(Items from a dataset)
━━━━
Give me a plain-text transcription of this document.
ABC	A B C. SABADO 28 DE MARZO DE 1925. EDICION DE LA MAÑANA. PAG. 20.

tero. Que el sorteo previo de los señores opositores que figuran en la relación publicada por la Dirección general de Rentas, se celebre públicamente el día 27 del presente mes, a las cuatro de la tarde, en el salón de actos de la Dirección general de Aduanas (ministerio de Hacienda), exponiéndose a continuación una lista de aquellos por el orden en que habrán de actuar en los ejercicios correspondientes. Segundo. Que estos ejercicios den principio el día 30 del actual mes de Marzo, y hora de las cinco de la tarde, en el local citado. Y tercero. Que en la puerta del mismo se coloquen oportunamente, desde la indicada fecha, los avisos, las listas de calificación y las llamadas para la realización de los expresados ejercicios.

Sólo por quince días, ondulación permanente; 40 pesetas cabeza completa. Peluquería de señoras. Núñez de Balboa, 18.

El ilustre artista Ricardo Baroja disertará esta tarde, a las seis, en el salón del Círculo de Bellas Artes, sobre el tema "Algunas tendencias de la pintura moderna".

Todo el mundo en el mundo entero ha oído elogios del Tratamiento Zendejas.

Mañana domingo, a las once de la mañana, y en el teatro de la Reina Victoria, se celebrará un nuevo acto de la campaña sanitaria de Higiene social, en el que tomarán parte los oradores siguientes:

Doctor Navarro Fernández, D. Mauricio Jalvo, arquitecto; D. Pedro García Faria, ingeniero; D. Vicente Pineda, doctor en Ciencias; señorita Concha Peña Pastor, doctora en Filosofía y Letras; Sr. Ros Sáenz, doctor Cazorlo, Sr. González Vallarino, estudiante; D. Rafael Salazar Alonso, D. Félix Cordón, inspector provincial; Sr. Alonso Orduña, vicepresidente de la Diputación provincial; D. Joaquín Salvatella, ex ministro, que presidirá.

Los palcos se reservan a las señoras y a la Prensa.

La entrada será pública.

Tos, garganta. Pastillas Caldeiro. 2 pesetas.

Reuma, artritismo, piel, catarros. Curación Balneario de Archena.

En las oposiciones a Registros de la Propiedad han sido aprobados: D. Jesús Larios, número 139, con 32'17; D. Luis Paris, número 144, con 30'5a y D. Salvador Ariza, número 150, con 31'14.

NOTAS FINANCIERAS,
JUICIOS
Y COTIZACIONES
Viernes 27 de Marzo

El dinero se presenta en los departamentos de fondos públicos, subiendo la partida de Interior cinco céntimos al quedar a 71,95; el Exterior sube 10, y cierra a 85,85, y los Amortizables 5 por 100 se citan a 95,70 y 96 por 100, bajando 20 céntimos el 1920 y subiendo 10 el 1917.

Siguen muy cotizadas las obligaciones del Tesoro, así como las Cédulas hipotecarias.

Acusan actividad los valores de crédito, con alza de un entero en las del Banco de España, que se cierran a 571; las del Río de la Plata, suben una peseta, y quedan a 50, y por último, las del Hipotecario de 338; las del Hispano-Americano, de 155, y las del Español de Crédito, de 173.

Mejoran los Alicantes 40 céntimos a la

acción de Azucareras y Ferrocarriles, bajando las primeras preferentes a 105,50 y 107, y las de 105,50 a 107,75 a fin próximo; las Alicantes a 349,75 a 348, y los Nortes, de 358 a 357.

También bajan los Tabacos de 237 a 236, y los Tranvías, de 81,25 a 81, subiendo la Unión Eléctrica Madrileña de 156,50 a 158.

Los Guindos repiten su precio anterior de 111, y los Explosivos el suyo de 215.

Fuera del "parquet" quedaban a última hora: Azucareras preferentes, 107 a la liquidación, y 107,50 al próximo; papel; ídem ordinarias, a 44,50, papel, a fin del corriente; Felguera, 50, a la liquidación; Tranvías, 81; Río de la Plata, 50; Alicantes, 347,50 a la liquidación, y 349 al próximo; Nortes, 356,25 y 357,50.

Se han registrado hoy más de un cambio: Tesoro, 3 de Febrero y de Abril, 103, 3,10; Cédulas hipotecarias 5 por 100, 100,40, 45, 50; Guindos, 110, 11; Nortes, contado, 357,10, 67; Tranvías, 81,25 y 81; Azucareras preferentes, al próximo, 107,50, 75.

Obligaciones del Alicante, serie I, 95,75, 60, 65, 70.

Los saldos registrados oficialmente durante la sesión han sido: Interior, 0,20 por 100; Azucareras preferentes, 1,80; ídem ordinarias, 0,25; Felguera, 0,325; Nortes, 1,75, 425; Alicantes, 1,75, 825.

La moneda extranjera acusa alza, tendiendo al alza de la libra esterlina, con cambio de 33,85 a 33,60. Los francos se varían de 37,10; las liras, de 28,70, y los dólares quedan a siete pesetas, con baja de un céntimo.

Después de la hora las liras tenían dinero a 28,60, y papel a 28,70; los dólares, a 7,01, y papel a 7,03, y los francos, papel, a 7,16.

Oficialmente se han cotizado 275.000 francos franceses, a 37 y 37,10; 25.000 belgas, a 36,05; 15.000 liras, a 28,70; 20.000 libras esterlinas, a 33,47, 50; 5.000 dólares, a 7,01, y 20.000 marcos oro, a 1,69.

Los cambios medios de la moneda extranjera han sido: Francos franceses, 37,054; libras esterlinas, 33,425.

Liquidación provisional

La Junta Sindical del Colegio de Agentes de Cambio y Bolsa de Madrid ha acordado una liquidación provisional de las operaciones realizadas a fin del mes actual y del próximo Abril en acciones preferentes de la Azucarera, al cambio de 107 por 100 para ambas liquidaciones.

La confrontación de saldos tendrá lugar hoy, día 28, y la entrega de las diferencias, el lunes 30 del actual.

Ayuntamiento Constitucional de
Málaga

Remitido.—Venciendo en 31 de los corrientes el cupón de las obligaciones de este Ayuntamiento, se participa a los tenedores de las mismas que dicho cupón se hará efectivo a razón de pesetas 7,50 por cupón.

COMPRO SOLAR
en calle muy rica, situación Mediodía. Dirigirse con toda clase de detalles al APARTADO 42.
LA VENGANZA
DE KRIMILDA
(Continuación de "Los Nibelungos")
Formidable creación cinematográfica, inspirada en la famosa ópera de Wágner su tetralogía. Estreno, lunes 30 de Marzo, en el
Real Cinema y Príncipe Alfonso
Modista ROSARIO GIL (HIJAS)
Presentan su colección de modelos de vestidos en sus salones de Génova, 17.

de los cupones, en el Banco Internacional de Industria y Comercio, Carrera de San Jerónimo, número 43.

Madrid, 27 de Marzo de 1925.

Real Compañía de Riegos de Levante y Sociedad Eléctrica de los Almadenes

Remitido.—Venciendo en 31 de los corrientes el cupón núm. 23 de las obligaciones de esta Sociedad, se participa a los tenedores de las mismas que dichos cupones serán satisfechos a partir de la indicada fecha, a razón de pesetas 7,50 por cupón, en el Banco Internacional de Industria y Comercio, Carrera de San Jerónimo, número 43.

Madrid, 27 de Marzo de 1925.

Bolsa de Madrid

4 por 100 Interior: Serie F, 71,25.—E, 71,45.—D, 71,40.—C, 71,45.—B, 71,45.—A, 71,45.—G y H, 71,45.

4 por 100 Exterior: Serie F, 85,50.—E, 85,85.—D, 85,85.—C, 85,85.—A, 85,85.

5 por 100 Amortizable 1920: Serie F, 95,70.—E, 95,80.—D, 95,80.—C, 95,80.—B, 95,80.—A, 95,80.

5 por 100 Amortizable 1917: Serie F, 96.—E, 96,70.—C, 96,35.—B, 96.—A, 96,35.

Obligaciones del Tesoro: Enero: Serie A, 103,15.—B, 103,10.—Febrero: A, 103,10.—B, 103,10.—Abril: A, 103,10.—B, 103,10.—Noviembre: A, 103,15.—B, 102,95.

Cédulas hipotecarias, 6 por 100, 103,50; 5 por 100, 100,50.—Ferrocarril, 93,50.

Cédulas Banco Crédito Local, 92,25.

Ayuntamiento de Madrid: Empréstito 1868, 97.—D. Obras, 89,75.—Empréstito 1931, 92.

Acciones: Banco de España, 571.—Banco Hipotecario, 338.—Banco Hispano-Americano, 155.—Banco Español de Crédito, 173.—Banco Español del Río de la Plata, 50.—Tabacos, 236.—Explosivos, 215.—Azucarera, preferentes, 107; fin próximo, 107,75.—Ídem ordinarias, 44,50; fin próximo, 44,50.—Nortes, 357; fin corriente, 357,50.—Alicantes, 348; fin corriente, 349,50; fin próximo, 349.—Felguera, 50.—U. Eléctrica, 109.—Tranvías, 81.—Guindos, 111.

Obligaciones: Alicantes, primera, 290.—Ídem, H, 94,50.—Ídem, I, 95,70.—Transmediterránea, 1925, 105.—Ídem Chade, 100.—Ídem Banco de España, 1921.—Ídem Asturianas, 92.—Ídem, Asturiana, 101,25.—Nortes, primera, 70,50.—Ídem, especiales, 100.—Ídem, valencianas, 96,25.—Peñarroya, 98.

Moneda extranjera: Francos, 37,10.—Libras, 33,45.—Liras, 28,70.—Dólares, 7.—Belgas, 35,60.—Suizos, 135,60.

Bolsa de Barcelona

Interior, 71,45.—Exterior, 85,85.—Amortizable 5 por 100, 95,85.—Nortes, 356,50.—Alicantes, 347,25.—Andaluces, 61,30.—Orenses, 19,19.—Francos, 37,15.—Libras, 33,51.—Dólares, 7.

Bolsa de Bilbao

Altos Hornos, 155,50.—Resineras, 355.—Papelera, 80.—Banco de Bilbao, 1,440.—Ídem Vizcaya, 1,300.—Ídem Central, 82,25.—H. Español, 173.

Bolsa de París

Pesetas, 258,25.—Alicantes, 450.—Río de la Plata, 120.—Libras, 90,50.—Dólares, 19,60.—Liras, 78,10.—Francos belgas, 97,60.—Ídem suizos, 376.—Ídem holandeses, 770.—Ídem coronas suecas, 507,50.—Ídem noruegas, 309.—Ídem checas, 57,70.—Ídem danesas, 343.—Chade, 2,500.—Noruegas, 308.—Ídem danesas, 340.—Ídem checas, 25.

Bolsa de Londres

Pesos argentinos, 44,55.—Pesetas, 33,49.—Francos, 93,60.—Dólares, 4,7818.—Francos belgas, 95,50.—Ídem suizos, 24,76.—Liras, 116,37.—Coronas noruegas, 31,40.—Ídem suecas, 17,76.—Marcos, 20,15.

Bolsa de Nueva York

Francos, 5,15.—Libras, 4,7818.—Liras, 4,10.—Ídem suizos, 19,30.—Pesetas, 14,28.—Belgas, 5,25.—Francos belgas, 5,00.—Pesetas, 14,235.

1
━━━━
EXERCISE — Which lines include the word "Crédito"? List them all.

IN RESPONSE —
Acusan actividad los valores de crédito, con alza de un entero en las del Banco de España, que se cierran a 571; las del Río de la Plata, suben una peseta, y quedan a 50, y por último, las del Hipotecario de 338; las del Hispano-Americano, de 155, y las del Español de Crédito, de 173.
Cédulas Banco Crédito Local, 92,25.
Acciones: Banco de España, 571.—Banco Hipotecario, 338.—Banco Hispano-Americano, 155.—Banco Español de Crédito, 173.—Banco Español del Río de la Plata, 50.—Tabacos, 236.—Explosivos, 215.—Azucarera, preferentes, 107; fin próximo, 107,75.—Ídem ordinarias, 44,50; fin próximo, 44,50.—Nortes, 357; fin corriente, 357,50.—Alicantes, 348; fin corriente, 349,50; fin próximo, 349.—Felguera, 50.—U. Eléctrica, 109.—Tranvías, 81.—Guindos, 111.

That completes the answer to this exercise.